▶ _Required task_: Reproduce the forum feedback on the Oykot story below in full, word for word.

▶ _Document extract_:
+--

So your thread was short concise but got a lot done. Dude I got a short attention span and was able to read your story through and through. With all that I found your writing a bit of a trick to read. I am not exactly sure how to elaborate on this just something about your syntax that really threw me off. I think it may be something to do with your fluctuation between second and third person perspective. First person perspective being from your point of view saying things like "I and my". Third person being from the outside looking in using "he she and they". The second person perspective comes from the narrator who is not the author nor the reader. I am not explaining this very well.

I got your story which was an incredibly interesting read though. I find that the situation that Oykot (not an easy name to pronounce at all...kind of spiky) was in was described well enough to make it feel wildly harrowing frightening even. The story like I said was short but detailed enough for me to know what is going on and to have an idea of Oykot's reality. All in all it was a good story just kind of jarring to read in parts.

Mari
01-25-17, 08:51 PM
As ya'll know I ain't the best with these sort of things but I'll give it a decent shot.

+--

▶ _Material shown_:
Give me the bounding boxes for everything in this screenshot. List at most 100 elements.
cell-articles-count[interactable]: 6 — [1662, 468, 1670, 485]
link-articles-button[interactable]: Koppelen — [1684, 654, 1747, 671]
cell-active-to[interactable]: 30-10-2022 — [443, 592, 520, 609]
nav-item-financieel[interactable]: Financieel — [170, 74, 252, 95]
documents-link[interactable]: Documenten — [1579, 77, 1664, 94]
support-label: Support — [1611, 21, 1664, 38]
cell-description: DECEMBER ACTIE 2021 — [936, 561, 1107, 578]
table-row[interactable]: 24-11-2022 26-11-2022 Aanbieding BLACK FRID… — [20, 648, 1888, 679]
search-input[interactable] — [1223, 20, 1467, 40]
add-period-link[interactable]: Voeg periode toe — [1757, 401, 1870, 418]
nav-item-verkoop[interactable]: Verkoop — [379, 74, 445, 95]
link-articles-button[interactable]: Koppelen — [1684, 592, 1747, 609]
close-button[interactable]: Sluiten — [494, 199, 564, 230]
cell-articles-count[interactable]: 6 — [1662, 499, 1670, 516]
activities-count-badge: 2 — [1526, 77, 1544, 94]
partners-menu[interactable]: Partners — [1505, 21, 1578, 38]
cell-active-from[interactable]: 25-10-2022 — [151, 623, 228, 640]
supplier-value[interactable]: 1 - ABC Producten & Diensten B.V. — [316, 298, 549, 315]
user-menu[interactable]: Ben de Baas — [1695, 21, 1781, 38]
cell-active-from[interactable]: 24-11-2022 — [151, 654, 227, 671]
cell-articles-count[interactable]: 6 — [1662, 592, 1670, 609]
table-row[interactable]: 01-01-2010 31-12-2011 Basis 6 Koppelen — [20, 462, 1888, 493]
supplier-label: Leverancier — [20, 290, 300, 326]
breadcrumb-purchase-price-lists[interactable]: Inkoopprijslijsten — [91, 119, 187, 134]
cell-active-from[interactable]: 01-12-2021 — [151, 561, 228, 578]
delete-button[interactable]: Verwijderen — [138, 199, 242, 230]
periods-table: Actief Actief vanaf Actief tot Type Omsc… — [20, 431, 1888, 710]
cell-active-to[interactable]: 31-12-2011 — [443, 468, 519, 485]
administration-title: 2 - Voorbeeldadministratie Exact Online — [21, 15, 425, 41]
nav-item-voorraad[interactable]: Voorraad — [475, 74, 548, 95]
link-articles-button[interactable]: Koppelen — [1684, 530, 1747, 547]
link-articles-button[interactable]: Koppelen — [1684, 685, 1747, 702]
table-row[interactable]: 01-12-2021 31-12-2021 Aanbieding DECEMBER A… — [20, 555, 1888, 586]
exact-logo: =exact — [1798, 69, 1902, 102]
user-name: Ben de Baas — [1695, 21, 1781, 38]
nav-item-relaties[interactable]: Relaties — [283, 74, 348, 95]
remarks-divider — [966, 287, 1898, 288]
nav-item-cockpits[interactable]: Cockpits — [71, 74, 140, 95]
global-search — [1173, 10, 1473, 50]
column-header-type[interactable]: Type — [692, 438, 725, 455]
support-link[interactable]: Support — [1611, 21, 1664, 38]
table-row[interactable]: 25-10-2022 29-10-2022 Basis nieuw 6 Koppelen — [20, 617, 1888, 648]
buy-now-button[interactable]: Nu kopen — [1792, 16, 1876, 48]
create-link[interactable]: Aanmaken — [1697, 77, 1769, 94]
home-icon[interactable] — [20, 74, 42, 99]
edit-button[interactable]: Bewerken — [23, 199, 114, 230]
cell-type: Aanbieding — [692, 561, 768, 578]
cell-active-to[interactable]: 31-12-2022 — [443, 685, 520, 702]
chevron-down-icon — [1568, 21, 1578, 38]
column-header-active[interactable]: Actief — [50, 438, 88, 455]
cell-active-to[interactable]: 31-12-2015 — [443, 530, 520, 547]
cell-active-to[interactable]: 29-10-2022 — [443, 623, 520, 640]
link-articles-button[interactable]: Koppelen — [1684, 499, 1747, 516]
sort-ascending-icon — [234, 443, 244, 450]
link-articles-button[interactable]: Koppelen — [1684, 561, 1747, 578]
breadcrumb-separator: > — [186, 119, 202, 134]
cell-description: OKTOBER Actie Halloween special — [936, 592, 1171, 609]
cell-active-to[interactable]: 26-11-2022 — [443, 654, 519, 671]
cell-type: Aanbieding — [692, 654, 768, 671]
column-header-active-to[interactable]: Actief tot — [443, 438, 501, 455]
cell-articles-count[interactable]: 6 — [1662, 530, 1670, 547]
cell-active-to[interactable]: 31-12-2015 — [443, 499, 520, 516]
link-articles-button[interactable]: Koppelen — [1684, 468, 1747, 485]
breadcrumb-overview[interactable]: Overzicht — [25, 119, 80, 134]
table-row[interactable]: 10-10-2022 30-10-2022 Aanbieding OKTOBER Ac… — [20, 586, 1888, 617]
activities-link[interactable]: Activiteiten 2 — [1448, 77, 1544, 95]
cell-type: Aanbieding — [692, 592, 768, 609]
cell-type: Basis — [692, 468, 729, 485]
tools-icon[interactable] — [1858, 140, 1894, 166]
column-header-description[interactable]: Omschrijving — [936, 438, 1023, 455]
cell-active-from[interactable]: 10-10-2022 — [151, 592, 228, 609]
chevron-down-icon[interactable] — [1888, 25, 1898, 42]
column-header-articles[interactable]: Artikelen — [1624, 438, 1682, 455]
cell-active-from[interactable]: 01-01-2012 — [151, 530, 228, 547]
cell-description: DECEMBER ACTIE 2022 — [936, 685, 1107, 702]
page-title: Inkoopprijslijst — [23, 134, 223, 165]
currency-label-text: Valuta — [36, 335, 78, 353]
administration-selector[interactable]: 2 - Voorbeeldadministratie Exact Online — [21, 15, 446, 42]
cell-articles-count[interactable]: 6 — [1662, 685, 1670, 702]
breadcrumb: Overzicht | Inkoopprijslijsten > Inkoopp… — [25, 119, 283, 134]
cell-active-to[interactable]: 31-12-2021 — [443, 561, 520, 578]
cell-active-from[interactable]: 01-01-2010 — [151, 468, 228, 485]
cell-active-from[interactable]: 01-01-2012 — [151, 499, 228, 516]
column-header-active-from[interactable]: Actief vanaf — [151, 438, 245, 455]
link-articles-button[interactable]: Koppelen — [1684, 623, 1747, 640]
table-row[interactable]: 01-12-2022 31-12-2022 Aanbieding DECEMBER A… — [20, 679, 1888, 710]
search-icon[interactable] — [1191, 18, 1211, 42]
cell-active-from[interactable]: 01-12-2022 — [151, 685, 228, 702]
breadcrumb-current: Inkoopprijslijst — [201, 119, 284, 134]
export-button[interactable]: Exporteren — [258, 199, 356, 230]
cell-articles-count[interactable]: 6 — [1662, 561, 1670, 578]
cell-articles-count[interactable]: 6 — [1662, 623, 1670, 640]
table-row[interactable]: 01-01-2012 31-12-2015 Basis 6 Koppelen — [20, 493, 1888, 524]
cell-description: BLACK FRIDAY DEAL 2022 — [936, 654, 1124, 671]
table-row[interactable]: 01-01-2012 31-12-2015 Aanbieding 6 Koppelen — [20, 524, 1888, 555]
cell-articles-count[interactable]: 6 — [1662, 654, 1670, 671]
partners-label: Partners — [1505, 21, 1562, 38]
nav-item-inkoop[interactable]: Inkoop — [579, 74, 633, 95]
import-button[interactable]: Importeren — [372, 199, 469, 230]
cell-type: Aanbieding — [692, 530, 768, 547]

+--

▶ _Expected answer_:
So your thread was short concise but got a lot done. Dude I got a short attention span and was able to read your story through and through. With all that I found your writing a bit of a trick to read. I am not exactly sure how to elaborate on this just something about your syntax that really threw me off. I think it may be something to do with your fluctuation between second and third person perspective. First person perspective being from your point of view saying things like "I and my". Third person being from the outside looking in using "he she and they". The second person perspective comes from the narrator who is not the author nor the reader. I am not explaining this very well.

I got your story which was an incredibly interesting read though. I find that the situation that Oykot (not an easy name to pronounce at all...kind of spiky) was in was described well enough to make it feel wildly harrowing frightening even. The story like I said was short but detailed enough for me to know what is going on and to have an idea of Oykot's reality. All in all it was a good story just kind of jarring to read in parts.

Mari
01-25-17, 08:51 PM
As ya'll know I ain't the best with these sort of things but I'll give it a decent shot.